◆ COMPLETE THE FOLLOWING
**1.** List every filmmaking role that the profile of Mayur Hardas says he has worked in.
**2.** Summarize the profile of Mayur Hardas in two sentences.

== EXTRACT

- Education: Savitribai Phule Pune University
- Known for: Cinematography; Film Editing;

= Mayur Hardas =

Indian film editor and cinematographer

Mayur Hardas is an Indian Cinematographer and Editor who predominantly works in Marathi Film Industry. He was nominated for the filmfare award for best editing for Chowk (2023).

== Career ==
He made his directorial debut with the movie DarkLight, which was screened at the 25th edition of Kolkata International Film Festival.

====
== RECORD SET

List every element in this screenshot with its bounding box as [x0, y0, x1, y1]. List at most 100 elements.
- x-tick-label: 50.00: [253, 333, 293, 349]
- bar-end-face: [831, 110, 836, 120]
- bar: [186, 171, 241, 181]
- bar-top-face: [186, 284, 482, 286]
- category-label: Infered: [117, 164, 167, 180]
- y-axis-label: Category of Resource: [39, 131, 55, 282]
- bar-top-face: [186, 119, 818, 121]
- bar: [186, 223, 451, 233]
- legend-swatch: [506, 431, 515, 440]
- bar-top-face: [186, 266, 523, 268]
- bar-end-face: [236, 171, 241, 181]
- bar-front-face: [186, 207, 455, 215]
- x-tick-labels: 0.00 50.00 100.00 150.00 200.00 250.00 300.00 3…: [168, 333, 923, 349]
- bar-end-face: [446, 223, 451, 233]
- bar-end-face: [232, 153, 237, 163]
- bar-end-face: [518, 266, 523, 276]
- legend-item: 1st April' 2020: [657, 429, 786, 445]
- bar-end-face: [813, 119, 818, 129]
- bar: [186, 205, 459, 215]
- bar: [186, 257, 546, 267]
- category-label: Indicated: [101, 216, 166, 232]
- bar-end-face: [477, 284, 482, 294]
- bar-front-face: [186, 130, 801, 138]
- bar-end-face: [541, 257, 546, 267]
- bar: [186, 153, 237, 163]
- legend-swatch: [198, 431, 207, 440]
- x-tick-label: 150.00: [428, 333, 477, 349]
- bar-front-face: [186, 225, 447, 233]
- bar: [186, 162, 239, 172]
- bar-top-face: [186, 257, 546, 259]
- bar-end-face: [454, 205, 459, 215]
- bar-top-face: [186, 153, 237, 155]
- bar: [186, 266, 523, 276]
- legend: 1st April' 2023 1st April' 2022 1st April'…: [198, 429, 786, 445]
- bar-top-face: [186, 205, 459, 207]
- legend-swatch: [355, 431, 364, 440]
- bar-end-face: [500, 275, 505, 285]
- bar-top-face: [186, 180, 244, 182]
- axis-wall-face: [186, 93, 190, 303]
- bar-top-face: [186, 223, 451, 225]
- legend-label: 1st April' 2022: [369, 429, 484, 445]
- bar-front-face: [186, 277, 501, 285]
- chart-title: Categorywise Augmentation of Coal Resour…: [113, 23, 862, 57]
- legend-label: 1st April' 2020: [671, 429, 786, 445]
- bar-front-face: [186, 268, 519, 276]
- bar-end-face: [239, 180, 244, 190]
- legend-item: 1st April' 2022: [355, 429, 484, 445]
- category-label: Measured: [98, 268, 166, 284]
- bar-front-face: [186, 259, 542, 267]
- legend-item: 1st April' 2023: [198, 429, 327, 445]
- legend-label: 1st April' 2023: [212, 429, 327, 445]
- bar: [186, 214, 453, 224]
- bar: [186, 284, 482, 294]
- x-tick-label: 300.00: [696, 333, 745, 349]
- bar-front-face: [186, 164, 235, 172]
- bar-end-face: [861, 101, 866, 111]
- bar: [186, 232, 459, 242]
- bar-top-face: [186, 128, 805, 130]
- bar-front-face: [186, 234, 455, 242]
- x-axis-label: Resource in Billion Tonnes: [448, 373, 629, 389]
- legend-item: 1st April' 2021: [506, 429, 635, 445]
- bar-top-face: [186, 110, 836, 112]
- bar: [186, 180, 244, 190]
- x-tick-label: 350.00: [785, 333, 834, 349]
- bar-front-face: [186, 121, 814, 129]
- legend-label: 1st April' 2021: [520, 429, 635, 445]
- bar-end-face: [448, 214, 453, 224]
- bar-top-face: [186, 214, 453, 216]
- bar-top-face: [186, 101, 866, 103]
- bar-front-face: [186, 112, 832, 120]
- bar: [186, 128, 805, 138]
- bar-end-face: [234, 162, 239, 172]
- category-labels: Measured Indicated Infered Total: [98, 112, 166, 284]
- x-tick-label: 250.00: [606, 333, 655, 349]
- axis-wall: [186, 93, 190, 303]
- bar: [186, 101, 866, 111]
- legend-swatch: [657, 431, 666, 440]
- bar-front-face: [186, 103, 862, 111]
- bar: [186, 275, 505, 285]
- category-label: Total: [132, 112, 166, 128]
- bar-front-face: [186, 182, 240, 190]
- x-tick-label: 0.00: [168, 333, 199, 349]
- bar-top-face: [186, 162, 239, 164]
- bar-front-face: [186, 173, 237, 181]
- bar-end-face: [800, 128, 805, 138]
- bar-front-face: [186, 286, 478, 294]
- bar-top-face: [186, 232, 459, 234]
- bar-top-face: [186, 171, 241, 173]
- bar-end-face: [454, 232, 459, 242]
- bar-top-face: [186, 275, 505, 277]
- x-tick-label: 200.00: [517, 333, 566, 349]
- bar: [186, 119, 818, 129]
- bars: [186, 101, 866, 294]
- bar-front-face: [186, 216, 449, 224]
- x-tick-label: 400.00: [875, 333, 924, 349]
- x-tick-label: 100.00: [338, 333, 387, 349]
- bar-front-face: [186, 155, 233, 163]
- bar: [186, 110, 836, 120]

====

◆ TASK-BY-TASK RESULTS
**1.**
Cinematographer
Film editor
Director

**2.** Mayur Hardas is an Indian cinematographer and editor who works mainly in the Marathi film industry and was nominated for the Filmfare award for best editing for Chowk (2023). His directorial debut, DarkLight, was screened at the 25th edition of the Kolkata International Film Festival.